▶ **EXERCISE**:
Locate each line holding the string "JSON" and copy it.

▶ **GIVEN DATA**:
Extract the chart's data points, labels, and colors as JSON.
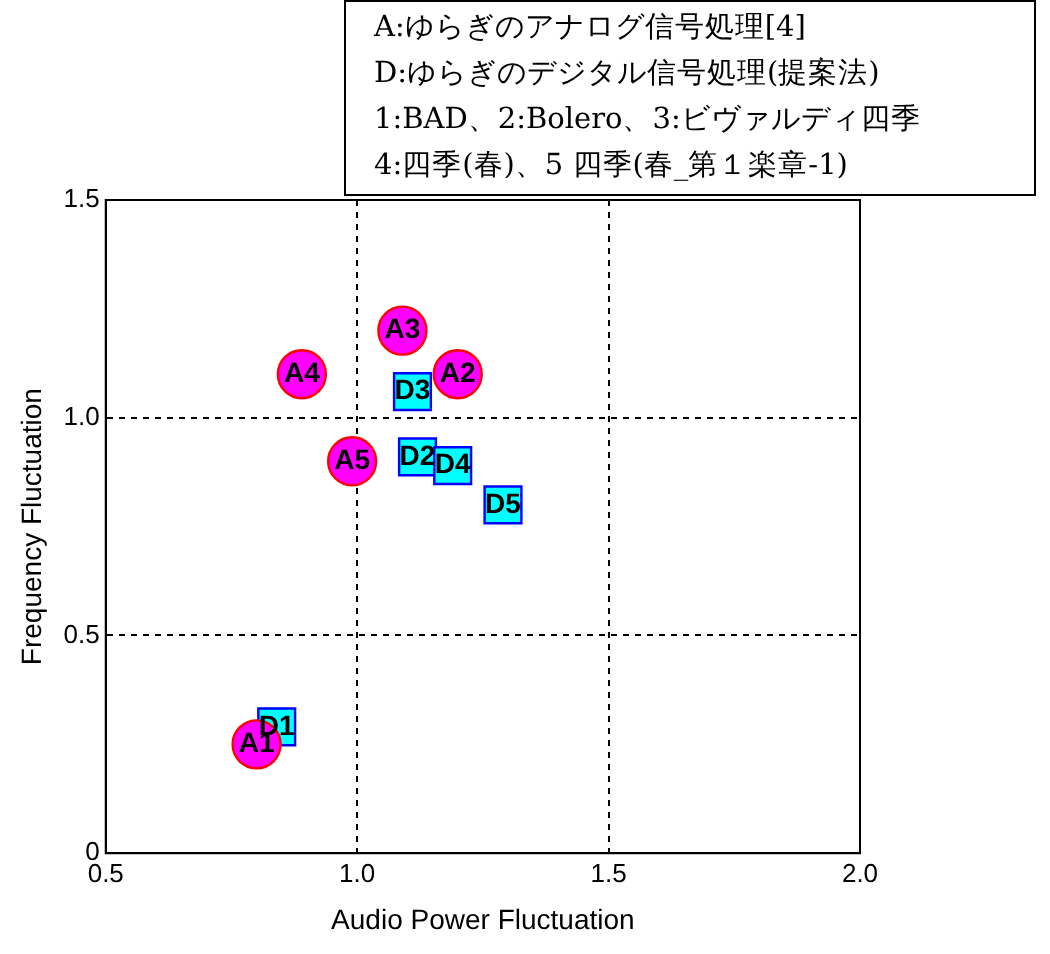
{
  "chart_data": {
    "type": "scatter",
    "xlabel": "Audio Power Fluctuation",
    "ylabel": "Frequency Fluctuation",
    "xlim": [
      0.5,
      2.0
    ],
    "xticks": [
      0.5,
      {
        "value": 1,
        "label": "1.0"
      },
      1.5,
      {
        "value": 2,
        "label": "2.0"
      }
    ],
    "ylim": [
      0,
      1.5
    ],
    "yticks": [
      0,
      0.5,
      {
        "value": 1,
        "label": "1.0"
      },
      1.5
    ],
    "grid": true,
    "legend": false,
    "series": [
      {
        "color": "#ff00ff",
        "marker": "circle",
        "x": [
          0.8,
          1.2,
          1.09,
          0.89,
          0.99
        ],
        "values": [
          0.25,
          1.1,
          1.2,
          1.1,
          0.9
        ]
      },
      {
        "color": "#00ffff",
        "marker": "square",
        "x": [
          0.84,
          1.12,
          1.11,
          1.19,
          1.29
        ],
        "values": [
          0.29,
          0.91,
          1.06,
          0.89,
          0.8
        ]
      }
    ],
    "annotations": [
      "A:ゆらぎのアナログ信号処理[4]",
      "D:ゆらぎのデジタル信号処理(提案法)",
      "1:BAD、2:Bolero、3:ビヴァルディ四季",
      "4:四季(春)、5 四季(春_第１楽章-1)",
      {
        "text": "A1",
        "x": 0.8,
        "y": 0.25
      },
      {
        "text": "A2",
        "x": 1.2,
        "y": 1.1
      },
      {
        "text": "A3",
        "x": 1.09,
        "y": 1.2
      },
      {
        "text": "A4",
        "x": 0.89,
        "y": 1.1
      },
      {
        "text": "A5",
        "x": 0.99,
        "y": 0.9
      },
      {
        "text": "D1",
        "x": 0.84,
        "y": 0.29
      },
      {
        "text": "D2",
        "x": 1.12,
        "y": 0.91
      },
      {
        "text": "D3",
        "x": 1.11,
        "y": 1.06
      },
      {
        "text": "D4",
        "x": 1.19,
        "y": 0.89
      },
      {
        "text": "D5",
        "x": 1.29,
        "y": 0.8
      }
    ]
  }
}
* * *
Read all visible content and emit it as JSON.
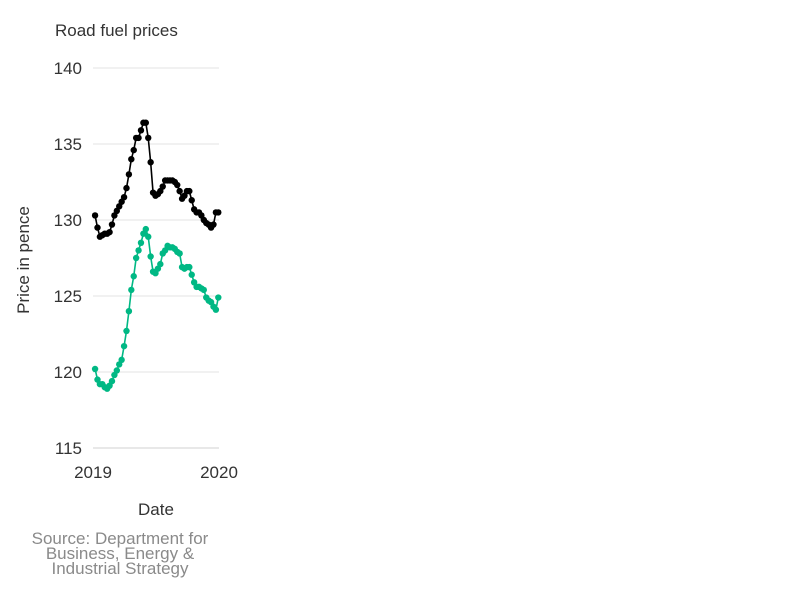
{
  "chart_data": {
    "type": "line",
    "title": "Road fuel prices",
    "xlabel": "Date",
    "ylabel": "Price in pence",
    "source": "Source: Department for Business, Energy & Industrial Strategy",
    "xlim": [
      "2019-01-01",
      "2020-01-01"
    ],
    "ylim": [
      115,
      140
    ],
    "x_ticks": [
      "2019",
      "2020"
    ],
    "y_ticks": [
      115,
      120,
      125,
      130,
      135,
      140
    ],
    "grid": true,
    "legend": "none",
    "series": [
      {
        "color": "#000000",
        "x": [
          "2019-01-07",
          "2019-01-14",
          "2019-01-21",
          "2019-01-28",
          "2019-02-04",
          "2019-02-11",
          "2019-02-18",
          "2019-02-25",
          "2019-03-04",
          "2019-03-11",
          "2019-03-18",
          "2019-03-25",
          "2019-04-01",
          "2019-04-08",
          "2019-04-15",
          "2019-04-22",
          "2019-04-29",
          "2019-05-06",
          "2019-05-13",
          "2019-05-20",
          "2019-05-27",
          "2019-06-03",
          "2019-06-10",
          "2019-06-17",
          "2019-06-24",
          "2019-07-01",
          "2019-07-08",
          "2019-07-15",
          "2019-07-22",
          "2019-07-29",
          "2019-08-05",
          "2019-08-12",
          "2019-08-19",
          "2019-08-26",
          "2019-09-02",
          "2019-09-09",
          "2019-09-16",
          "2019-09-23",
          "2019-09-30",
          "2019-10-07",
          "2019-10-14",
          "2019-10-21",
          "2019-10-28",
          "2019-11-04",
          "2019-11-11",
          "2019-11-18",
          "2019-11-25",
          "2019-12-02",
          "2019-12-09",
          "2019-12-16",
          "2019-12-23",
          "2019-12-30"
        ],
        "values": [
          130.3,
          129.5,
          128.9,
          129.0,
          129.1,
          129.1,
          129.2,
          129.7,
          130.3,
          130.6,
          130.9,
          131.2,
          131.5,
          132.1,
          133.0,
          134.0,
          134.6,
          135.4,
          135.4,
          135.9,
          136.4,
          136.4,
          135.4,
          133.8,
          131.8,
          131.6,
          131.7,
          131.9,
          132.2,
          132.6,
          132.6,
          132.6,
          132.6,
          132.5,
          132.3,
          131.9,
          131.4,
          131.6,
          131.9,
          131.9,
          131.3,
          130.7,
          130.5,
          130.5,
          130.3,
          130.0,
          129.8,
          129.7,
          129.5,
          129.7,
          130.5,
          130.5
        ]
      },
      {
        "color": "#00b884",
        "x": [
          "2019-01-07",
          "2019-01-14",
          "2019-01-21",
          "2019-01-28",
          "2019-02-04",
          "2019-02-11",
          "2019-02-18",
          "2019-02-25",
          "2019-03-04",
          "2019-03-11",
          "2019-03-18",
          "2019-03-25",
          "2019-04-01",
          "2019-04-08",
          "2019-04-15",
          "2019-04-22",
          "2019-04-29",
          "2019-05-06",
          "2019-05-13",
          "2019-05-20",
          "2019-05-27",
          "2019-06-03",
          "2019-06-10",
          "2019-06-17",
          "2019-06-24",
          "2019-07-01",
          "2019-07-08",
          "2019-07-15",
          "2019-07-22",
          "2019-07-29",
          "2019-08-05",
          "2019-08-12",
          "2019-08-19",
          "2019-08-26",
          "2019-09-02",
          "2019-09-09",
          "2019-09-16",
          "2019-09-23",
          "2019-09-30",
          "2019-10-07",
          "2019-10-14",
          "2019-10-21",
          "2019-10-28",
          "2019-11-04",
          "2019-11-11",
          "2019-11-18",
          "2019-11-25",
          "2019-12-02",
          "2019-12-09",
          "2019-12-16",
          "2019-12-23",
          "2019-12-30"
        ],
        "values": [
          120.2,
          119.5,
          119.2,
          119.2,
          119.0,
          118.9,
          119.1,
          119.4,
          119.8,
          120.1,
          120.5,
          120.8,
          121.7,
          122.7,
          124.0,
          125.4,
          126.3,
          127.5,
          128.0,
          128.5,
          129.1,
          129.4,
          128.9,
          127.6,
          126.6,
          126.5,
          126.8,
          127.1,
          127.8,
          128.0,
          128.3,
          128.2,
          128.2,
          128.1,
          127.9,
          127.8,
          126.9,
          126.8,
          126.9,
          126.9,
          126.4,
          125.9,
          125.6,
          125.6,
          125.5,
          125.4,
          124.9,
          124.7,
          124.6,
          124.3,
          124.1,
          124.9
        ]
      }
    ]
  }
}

▶ **WRITTEN ANSWER**:
Extract the chart's data points, labels, and colors as JSON.
Read all visible content and emit it as JSON.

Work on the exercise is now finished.